# [Task goal]
Locate every line that holds the string "this" and copy it.

# [Recorded information]
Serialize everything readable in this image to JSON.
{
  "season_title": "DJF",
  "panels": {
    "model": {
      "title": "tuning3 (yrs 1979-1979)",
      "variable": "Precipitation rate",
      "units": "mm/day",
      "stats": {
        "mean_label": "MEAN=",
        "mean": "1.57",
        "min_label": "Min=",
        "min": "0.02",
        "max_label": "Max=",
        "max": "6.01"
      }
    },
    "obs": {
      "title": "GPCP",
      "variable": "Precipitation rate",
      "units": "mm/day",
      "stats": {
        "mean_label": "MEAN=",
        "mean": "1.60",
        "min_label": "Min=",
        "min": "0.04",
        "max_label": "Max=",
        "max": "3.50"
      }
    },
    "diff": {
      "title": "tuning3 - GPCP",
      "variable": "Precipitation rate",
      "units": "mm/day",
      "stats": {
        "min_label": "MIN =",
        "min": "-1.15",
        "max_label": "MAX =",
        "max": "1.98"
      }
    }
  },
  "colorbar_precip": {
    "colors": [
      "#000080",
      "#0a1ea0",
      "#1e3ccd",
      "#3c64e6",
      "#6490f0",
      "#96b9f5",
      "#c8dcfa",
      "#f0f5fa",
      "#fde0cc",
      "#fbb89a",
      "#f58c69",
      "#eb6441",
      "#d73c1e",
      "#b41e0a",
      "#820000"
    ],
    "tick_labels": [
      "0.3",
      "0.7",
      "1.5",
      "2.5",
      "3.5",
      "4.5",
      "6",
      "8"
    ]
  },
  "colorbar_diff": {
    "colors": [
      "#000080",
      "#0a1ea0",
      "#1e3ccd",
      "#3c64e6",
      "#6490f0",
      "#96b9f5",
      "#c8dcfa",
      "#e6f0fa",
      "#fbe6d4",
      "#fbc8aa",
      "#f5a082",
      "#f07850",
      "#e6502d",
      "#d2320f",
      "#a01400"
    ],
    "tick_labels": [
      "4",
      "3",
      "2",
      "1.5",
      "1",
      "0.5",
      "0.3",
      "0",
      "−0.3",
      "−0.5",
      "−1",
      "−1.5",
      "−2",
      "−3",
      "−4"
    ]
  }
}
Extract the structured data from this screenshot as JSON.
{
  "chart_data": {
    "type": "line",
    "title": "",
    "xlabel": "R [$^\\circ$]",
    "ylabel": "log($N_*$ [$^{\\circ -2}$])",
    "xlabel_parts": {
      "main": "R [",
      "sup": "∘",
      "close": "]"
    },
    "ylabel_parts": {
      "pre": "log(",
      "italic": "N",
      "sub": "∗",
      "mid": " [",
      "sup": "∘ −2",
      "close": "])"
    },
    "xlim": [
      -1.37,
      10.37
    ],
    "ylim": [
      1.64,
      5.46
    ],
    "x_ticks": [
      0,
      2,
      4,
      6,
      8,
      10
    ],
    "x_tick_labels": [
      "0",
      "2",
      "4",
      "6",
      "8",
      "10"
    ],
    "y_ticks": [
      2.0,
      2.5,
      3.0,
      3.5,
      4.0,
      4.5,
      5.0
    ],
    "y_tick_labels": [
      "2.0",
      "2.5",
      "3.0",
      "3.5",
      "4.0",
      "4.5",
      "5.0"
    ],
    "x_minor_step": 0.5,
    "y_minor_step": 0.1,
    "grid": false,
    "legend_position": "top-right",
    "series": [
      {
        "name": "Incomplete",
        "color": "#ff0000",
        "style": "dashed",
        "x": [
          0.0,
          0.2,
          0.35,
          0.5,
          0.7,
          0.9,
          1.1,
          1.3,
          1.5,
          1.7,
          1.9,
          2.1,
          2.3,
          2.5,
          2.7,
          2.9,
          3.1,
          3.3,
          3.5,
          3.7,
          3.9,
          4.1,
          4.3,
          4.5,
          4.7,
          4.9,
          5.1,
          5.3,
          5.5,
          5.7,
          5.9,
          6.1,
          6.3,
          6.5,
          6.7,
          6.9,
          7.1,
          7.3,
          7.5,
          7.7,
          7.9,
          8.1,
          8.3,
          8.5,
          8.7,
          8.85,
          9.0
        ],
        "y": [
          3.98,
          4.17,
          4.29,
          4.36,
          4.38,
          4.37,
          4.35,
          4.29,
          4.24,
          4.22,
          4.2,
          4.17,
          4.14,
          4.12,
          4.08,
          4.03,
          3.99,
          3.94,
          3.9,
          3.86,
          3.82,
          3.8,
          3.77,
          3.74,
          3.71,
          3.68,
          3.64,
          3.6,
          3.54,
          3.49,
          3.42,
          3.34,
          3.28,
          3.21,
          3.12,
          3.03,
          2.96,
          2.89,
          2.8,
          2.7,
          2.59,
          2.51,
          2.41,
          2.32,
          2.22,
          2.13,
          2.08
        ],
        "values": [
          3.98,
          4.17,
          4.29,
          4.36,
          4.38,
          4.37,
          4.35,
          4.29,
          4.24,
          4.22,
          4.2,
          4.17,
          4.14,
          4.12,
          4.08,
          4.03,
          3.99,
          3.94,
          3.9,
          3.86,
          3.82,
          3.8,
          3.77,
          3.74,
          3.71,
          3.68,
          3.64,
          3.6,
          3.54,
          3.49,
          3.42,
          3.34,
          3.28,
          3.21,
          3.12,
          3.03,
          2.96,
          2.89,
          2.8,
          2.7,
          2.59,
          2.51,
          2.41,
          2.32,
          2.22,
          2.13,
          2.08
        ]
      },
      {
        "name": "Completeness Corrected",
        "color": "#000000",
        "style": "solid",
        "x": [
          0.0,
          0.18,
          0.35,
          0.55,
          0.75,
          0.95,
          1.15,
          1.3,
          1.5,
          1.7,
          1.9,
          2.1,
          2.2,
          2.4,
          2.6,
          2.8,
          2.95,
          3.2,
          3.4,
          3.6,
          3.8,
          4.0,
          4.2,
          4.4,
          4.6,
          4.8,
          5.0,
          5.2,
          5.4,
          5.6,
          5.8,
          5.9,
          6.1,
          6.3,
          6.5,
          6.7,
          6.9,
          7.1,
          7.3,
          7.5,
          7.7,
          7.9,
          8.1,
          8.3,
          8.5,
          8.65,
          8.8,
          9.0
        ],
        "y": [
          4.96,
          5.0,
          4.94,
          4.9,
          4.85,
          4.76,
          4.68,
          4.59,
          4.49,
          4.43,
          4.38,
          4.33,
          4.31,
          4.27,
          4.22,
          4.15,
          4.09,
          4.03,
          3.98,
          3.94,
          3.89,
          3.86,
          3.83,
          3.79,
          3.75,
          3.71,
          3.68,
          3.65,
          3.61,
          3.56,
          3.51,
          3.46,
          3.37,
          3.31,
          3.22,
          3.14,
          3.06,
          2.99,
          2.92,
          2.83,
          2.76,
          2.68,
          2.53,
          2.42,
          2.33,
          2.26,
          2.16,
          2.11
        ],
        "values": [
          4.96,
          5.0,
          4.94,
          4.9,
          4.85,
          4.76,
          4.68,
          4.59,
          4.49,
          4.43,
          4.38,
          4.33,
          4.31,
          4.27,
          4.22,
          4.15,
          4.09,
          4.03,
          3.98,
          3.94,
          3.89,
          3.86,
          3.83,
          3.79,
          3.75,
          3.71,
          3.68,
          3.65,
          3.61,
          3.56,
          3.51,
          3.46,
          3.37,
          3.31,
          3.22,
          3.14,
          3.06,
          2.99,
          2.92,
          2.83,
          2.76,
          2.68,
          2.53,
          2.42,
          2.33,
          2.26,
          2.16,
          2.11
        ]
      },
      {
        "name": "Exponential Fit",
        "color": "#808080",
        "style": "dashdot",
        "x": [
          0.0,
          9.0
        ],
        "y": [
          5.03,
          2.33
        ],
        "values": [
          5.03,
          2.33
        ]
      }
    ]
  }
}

# [Problem solution]
Serialize everything readable in this image to JSON.
Extract the structured data from this screenshot as JSON.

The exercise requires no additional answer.